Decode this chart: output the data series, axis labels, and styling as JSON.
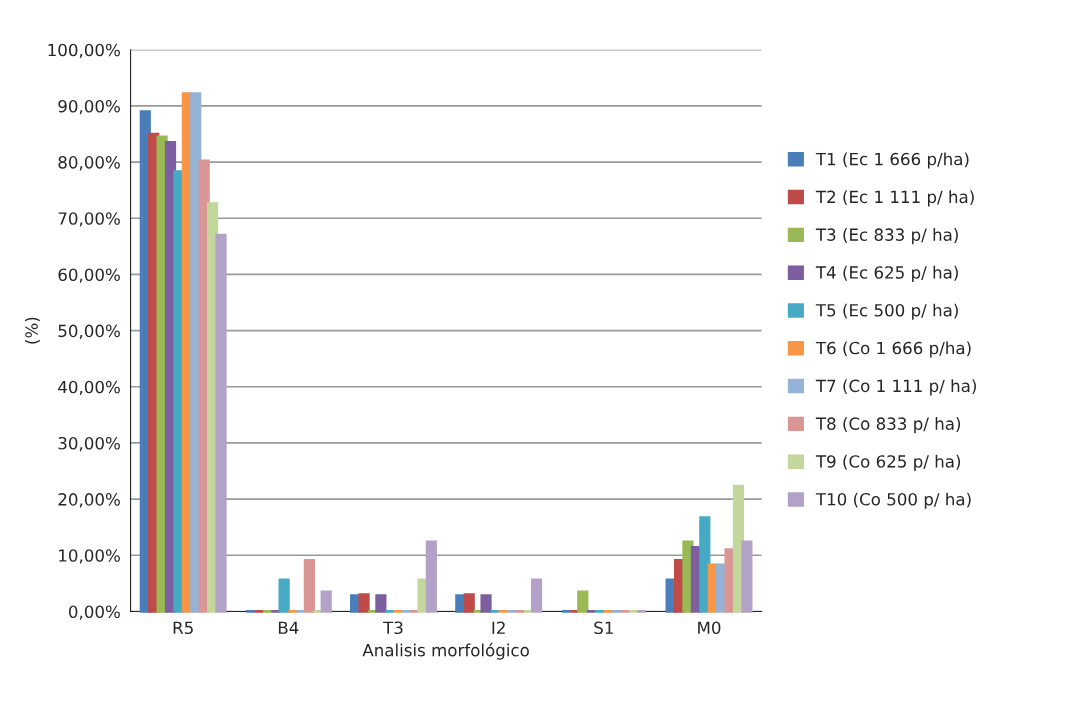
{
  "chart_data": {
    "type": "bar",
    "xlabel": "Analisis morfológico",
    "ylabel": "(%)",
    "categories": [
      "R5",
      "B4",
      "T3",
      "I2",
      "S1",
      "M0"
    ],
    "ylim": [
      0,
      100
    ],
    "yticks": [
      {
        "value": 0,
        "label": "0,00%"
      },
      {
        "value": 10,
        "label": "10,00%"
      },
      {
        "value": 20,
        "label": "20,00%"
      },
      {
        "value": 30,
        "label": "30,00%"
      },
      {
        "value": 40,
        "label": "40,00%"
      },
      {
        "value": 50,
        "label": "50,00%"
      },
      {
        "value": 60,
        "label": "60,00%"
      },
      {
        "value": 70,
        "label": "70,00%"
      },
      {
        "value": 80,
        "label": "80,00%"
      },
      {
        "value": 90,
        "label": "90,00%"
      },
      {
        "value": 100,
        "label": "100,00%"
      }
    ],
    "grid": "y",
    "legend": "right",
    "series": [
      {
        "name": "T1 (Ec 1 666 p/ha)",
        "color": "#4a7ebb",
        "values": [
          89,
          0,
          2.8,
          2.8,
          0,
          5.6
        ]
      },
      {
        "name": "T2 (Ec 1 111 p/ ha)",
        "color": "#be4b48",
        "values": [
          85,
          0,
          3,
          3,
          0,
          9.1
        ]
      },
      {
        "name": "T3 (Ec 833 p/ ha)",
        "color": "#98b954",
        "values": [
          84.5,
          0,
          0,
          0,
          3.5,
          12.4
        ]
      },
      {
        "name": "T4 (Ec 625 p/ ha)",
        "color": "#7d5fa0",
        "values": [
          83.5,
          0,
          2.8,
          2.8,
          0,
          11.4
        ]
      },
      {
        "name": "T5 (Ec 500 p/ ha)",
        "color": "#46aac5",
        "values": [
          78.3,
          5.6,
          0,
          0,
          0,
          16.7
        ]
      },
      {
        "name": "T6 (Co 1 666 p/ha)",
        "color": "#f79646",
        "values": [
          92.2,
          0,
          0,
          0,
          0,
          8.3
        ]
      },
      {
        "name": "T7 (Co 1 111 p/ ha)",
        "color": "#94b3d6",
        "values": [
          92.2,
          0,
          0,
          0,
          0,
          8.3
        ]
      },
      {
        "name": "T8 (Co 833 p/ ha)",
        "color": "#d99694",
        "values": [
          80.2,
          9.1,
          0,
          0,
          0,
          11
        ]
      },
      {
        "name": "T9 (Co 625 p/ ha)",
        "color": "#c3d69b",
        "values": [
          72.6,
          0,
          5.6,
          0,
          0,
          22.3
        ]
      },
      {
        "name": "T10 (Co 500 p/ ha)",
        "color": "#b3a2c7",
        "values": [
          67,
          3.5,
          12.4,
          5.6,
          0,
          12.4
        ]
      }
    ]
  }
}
———
__GIVEN TASK__. Your copy should match the records word for word, with the pictures removed.

__RESPONSE FOR THIS EXERCISE__.
Decode this chart: output the data series, axis labels, and styling as JSON.
{
  "chart_data": {
    "type": "bar",
    "xlabel": "Analisis morfológico",
    "ylabel": "(%)",
    "categories": [
      "R5",
      "B4",
      "T3",
      "I2",
      "S1",
      "M0"
    ],
    "ylim": [
      0,
      100
    ],
    "yticks": [
      {
        "value": 0,
        "label": "0,00%"
      },
      {
        "value": 10,
        "label": "10,00%"
      },
      {
        "value": 20,
        "label": "20,00%"
      },
      {
        "value": 30,
        "label": "30,00%"
      },
      {
        "value": 40,
        "label": "40,00%"
      },
      {
        "value": 50,
        "label": "50,00%"
      },
      {
        "value": 60,
        "label": "60,00%"
      },
      {
        "value": 70,
        "label": "70,00%"
      },
      {
        "value": 80,
        "label": "80,00%"
      },
      {
        "value": 90,
        "label": "90,00%"
      },
      {
        "value": 100,
        "label": "100,00%"
      }
    ],
    "grid": "y",
    "legend": "right",
    "series": [
      {
        "name": "T1 (Ec 1 666 p/ha)",
        "color": "#4a7ebb",
        "values": [
          89,
          0,
          2.8,
          2.8,
          0,
          5.6
        ]
      },
      {
        "name": "T2 (Ec 1 111 p/ ha)",
        "color": "#be4b48",
        "values": [
          85,
          0,
          3,
          3,
          0,
          9.1
        ]
      },
      {
        "name": "T3 (Ec 833 p/ ha)",
        "color": "#98b954",
        "values": [
          84.5,
          0,
          0,
          0,
          3.5,
          12.4
        ]
      },
      {
        "name": "T4 (Ec 625 p/ ha)",
        "color": "#7d5fa0",
        "values": [
          83.5,
          0,
          2.8,
          2.8,
          0,
          11.4
        ]
      },
      {
        "name": "T5 (Ec 500 p/ ha)",
        "color": "#46aac5",
        "values": [
          78.3,
          5.6,
          0,
          0,
          0,
          16.7
        ]
      },
      {
        "name": "T6 (Co 1 666 p/ha)",
        "color": "#f79646",
        "values": [
          92.2,
          0,
          0,
          0,
          0,
          8.3
        ]
      },
      {
        "name": "T7 (Co 1 111 p/ ha)",
        "color": "#94b3d6",
        "values": [
          92.2,
          0,
          0,
          0,
          0,
          8.3
        ]
      },
      {
        "name": "T8 (Co 833 p/ ha)",
        "color": "#d99694",
        "values": [
          80.2,
          9.1,
          0,
          0,
          0,
          11
        ]
      },
      {
        "name": "T9 (Co 625 p/ ha)",
        "color": "#c3d69b",
        "values": [
          72.6,
          0,
          5.6,
          0,
          0,
          22.3
        ]
      },
      {
        "name": "T10 (Co 500 p/ ha)",
        "color": "#b3a2c7",
        "values": [
          67,
          3.5,
          12.4,
          5.6,
          0,
          12.4
        ]
      }
    ]
  }
}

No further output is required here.